▶ [Text provided]
______________________________

On 3/10/21 4:48 PM, Hans de Goede wrote:
> Hi,
> 
> On 3/10/21 9:55 PM, Filipe Laíns wrote:
>> On Wed, 2021-03-10 at 15:24 -0500, Mark Hounschell wrote:
>>>
>>> That is correct, I don't have any buttons bound to keyboard events. With
>>> the original patch the G4(forward) and G5(Backward) buttons work in a
>>> browser. I guess G7, G8, and G9 buttons are programmable to keyboard events?
>>>
>>> However this patch does not seem to fix the messages I get.
>>>
>>> Regards
>>> Mark
>>
>> Those events belong to the USB HID button usage page and are sent by the
>> receiver in the HID device with the unnumbered report descriptor, so they are
>> not affected.
>>
>> Looking at the report descriptor for the other HID device, I see a report ID of
>> 128 (0x80) used for a vendor application, I am not really sure what it is used
>> for and can't seem to trigger my device to send it.

______________________________

▶ [Exercises]
(1) Answer these from the email thread:
(a) According to Mark, which buttons work in a browser with the original patch?
(b) What usage page do those button events belong to?
(c) What report ID appears in the report descriptor for the other HID device?
(2) Resume the email thread right after its last sentence.
The data after this point is separate material, not part of the email thread.

▶ [Rows from a layout dataset]
______________________________

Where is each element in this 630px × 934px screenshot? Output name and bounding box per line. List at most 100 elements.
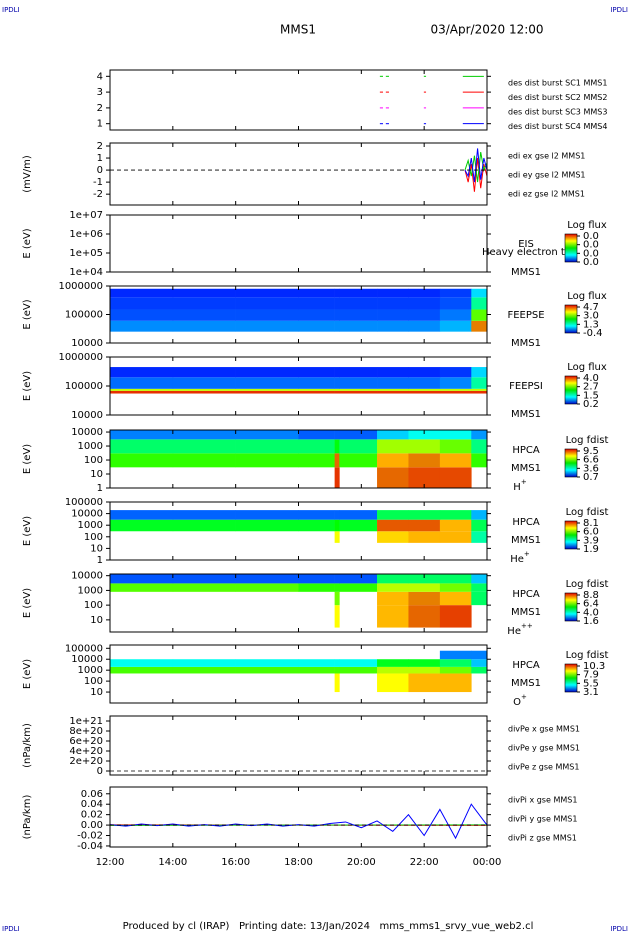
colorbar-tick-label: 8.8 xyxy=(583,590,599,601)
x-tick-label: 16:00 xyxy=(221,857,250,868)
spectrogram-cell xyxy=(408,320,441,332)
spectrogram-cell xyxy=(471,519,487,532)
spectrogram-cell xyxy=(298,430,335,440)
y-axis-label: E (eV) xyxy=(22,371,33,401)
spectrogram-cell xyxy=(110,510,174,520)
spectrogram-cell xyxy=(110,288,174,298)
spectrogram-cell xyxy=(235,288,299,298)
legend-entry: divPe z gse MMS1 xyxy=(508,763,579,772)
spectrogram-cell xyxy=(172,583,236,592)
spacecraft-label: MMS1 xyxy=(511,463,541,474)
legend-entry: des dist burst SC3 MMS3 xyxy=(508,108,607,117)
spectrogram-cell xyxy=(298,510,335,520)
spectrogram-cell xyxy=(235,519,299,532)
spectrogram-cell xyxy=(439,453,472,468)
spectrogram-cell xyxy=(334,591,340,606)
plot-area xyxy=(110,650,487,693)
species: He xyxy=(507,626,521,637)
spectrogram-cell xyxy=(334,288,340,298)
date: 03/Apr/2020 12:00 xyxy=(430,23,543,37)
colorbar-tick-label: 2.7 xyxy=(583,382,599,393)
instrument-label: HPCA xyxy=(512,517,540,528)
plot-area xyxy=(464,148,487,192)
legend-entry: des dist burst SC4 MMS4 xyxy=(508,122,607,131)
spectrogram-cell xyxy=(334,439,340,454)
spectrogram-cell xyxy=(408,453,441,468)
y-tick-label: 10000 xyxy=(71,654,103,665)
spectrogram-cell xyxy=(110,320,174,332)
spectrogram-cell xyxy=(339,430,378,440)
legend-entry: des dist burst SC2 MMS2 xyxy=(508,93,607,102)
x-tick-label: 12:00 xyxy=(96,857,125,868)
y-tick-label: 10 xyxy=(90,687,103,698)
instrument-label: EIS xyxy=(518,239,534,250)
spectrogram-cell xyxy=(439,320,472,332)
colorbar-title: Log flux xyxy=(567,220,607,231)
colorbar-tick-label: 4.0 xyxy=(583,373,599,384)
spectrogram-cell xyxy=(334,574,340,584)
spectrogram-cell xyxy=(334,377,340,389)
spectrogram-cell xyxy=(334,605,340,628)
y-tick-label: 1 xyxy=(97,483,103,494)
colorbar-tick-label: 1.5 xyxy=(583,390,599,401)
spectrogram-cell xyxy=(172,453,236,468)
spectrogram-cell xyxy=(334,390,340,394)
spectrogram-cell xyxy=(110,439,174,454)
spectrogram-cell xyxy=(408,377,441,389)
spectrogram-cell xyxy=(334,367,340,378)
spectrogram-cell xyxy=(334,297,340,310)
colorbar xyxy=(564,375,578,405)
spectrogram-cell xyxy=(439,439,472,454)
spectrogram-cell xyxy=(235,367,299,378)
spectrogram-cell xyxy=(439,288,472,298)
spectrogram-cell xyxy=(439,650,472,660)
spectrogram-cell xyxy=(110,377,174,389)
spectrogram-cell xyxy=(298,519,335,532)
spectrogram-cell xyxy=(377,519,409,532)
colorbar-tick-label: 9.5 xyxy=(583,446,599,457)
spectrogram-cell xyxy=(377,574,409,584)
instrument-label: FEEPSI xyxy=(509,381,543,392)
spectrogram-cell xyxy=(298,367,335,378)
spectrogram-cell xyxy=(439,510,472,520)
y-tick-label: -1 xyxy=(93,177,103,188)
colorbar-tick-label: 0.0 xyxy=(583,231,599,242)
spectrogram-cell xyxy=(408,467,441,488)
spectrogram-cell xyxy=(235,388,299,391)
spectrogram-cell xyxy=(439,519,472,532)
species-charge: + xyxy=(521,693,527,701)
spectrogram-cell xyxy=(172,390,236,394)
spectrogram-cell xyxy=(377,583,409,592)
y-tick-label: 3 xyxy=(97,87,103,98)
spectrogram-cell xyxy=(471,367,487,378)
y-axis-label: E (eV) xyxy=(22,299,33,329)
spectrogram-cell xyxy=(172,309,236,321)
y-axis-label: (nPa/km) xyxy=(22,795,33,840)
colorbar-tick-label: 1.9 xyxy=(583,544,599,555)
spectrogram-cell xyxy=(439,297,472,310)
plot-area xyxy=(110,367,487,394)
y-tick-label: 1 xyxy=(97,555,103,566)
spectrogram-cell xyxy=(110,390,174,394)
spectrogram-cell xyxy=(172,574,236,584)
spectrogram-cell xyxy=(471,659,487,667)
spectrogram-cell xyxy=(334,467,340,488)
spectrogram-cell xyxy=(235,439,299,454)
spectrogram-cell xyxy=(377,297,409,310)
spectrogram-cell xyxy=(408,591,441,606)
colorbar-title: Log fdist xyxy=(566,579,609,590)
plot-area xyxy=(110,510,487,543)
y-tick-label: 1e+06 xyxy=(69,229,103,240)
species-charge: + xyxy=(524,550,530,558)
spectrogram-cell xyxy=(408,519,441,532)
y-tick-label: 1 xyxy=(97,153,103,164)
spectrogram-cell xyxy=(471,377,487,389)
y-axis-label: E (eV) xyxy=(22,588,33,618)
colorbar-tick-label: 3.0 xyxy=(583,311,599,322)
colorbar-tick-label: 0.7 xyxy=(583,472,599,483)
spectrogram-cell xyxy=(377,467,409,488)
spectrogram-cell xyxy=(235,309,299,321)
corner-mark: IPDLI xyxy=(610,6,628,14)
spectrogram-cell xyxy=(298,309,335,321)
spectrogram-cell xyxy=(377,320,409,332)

______________________________

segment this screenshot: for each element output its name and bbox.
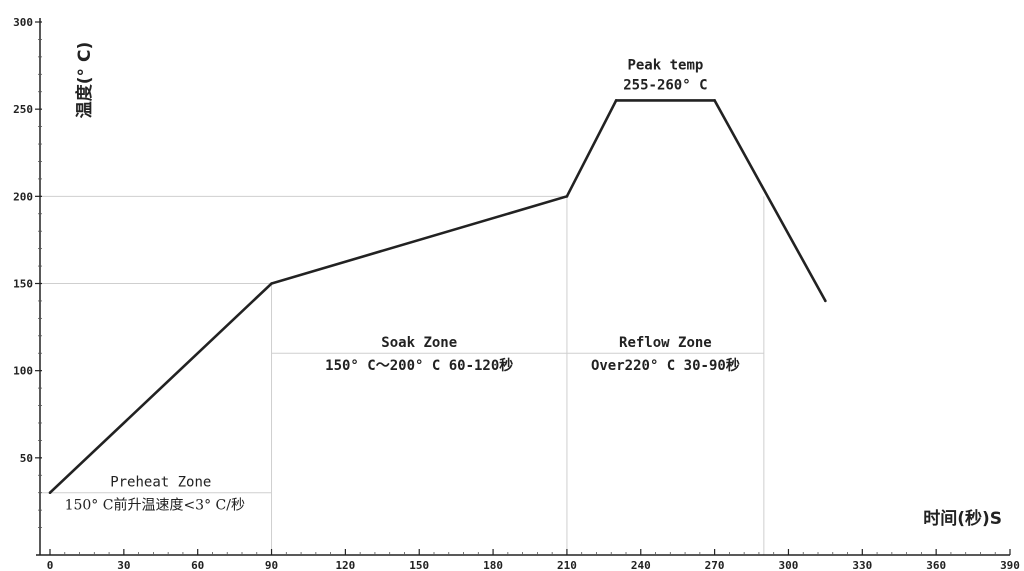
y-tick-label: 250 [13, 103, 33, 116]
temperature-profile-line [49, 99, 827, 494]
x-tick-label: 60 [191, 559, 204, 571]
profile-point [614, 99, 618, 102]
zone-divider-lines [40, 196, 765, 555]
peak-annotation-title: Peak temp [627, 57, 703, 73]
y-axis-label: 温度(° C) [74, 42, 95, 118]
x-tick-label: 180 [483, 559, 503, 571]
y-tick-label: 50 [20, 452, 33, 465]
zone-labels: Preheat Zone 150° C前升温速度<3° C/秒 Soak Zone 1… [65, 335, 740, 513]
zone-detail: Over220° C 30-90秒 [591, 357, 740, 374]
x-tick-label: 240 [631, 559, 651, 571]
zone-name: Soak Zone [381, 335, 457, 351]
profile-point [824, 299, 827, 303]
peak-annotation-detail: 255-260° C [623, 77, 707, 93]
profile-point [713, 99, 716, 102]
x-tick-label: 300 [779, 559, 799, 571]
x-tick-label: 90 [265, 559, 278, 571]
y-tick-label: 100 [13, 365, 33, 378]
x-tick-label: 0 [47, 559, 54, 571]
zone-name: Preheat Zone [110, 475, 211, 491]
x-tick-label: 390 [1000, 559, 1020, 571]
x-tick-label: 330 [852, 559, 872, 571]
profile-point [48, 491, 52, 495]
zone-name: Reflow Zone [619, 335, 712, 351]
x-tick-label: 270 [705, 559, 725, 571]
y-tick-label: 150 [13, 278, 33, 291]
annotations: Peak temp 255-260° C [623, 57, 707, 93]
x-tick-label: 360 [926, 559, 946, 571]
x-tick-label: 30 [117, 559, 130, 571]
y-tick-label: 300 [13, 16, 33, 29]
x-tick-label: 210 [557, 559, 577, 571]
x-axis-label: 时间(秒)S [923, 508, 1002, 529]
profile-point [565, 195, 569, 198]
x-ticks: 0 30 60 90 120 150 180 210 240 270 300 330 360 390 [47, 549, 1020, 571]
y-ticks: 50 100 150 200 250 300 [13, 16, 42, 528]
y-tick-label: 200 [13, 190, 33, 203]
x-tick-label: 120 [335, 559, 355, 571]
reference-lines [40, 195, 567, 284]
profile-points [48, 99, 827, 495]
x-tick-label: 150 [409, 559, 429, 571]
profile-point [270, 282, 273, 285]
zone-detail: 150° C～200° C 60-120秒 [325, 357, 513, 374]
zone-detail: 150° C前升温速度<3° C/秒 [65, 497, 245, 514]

______________________________

▶ [Answers]
(1)
(a) The G4 (forward) and G5 (backward) buttons.
(b) The USB HID button usage page.
(c) 128 (0x80).

(2)
>>
>> I am gonna guess this is the device reporting the pressed buttons via vendor
>> reports or something like that. Speaking as the person who added support for
>> this device in libratbag, this report is very likely not something that we don't
>> need in our custom drivers and just likely something extra that Logitech built
>> to achieve something custom in the Windows driver. FWIW, this device is a very
>> weird one, it does not even follow Logitech's own spec :P
>>
>> Seeing this report the driver chugs.
>>
>> 	if (report > REPORT_TYPE_RFREPORT_LAST) {
>> 		hid_err(hdev, "Unexpected input report number %d\n", report);
>> 		return;
>> 	}
>>
>> Causing your
>>
>> [   36.471326] logitech-djreceiver 0003:046D:C537.0002: Unexpected input report number 128
>> [   36.565317] logitech-djreceiver 0003:046D:C537.0002: Unexpected input report number 128
>> [   42.390321] logitech-djreceiver 0003:046D:C537.0002: Unexpected input report number 128
>>
>> I feel like the correct fix for these cases is not to consume the report and not
>> forward it to device node, but rather to forward it to the receiver node.
>>
>> (looping in Hans)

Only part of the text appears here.